REQUIREMENTS
Copy all lines below containing "surto".

Figure contents as structured data
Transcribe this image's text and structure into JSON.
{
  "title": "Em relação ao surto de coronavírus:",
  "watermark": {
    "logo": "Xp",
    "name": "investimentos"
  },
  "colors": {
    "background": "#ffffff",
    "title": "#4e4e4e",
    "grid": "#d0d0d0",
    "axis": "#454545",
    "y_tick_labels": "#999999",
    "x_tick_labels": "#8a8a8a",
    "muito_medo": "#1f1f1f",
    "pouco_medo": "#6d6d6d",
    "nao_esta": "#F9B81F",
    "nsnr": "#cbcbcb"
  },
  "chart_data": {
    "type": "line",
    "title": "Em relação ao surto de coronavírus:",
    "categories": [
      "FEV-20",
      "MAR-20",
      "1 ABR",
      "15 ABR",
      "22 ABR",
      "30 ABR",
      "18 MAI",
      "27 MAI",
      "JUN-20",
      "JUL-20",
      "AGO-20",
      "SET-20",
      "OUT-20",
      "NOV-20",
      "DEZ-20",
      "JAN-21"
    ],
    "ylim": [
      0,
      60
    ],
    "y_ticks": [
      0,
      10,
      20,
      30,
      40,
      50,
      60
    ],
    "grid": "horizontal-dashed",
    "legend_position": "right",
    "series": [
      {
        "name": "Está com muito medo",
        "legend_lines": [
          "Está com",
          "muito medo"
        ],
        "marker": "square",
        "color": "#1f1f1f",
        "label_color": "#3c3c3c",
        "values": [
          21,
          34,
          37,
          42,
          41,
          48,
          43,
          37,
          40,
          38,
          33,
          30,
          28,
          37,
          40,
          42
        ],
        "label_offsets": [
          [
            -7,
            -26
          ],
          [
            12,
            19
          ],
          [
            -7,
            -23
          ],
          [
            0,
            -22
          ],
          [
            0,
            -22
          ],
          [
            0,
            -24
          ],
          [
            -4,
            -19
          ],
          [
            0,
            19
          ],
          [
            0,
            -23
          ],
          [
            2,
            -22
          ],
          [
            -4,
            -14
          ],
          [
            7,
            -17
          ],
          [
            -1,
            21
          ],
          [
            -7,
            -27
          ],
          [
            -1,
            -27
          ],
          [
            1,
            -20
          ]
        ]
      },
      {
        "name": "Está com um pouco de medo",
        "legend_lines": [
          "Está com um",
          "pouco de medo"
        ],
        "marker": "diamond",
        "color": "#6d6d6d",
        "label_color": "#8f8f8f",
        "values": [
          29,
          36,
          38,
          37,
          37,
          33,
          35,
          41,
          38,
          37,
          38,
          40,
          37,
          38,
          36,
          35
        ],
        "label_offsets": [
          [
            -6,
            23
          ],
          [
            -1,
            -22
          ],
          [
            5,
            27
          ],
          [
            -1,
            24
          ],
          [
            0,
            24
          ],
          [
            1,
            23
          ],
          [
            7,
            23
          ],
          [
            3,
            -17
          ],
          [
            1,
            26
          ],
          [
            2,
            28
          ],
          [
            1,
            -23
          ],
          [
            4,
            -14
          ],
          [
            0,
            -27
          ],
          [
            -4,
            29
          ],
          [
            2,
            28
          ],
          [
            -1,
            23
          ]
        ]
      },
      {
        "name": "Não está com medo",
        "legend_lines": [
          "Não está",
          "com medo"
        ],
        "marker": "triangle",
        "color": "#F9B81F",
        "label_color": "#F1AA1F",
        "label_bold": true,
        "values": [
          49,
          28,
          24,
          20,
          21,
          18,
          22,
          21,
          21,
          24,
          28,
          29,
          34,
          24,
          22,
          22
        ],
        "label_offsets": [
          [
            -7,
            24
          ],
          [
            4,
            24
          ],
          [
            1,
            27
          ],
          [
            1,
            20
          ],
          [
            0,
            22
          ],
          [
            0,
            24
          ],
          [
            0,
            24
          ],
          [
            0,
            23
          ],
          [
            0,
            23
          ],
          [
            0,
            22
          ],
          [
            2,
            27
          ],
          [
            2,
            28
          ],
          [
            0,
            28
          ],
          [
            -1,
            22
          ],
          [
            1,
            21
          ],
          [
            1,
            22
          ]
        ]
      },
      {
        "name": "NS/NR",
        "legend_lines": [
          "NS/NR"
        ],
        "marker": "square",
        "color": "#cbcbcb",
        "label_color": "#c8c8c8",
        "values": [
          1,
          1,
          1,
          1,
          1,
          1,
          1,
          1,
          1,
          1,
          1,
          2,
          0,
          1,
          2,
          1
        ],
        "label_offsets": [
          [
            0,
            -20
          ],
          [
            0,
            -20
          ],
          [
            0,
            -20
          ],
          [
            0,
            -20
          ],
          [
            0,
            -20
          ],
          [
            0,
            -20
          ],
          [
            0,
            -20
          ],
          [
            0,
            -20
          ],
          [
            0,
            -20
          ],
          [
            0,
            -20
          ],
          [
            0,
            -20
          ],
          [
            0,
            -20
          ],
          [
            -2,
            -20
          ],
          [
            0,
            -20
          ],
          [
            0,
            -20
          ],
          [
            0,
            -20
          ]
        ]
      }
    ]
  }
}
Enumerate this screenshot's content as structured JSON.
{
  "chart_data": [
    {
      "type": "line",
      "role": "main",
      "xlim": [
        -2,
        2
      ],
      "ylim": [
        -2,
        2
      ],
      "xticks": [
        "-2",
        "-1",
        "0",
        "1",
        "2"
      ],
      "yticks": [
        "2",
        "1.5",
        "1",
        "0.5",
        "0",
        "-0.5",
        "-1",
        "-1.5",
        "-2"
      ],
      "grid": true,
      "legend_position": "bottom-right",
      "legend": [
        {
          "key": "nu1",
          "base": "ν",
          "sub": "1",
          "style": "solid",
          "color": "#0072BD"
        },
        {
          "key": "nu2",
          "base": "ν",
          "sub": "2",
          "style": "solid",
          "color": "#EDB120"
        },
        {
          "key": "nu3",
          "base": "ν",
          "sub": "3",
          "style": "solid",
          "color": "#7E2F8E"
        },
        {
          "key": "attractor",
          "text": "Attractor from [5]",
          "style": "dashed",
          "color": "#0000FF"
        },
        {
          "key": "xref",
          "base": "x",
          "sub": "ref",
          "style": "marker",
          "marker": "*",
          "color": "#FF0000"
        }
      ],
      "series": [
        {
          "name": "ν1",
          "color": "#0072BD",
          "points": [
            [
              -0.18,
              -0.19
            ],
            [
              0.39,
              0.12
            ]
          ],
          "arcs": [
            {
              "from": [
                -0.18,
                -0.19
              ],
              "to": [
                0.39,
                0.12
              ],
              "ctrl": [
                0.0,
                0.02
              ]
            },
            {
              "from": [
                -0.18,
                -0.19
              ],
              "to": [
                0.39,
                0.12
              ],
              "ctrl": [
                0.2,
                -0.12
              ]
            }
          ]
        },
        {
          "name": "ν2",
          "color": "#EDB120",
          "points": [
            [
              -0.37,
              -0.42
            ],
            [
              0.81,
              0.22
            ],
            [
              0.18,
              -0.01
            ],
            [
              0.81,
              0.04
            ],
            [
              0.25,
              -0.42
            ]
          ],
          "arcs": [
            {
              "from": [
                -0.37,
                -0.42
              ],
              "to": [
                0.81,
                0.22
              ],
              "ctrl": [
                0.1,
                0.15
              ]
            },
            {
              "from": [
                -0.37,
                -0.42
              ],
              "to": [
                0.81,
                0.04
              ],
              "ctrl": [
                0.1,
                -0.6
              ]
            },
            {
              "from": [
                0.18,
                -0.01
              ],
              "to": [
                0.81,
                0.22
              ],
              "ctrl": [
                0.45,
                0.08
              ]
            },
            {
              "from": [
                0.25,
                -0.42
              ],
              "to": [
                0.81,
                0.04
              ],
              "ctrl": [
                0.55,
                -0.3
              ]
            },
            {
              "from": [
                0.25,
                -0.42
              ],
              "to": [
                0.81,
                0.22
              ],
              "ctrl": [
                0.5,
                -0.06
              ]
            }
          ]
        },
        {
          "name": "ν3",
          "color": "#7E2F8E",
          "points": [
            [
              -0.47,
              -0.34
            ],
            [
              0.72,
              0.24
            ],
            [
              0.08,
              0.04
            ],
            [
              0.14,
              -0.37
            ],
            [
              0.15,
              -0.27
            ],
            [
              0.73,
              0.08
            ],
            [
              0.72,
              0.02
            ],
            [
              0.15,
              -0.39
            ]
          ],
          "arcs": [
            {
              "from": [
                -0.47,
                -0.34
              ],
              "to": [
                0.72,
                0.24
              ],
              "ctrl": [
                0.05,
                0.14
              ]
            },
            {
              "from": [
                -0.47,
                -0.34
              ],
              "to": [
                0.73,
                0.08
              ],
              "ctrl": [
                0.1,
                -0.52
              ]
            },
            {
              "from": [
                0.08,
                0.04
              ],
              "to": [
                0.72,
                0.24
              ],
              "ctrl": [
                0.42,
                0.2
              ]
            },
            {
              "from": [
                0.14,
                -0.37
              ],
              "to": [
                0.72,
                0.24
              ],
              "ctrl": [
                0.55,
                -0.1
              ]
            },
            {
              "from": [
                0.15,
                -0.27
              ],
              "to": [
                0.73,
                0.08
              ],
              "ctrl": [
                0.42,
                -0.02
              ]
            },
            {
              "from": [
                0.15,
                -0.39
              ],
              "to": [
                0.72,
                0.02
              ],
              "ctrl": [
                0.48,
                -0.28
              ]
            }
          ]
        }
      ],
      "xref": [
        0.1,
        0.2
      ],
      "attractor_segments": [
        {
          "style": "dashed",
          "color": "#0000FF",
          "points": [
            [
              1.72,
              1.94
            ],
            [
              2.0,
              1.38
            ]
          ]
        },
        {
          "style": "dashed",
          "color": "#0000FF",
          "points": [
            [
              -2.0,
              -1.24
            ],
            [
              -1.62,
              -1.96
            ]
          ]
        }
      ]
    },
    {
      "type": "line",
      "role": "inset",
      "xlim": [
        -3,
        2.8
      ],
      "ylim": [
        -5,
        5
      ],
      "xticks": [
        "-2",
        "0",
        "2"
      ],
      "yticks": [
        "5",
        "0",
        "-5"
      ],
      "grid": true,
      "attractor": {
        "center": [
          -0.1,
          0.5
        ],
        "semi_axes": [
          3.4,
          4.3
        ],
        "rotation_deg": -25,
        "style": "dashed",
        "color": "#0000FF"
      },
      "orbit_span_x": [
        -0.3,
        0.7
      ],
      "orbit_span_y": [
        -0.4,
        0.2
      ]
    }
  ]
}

IN RESPONSE
  "title": "Em relação ao surto de coronavírus:",
    "title": "Em relação ao surto de coronavírus:",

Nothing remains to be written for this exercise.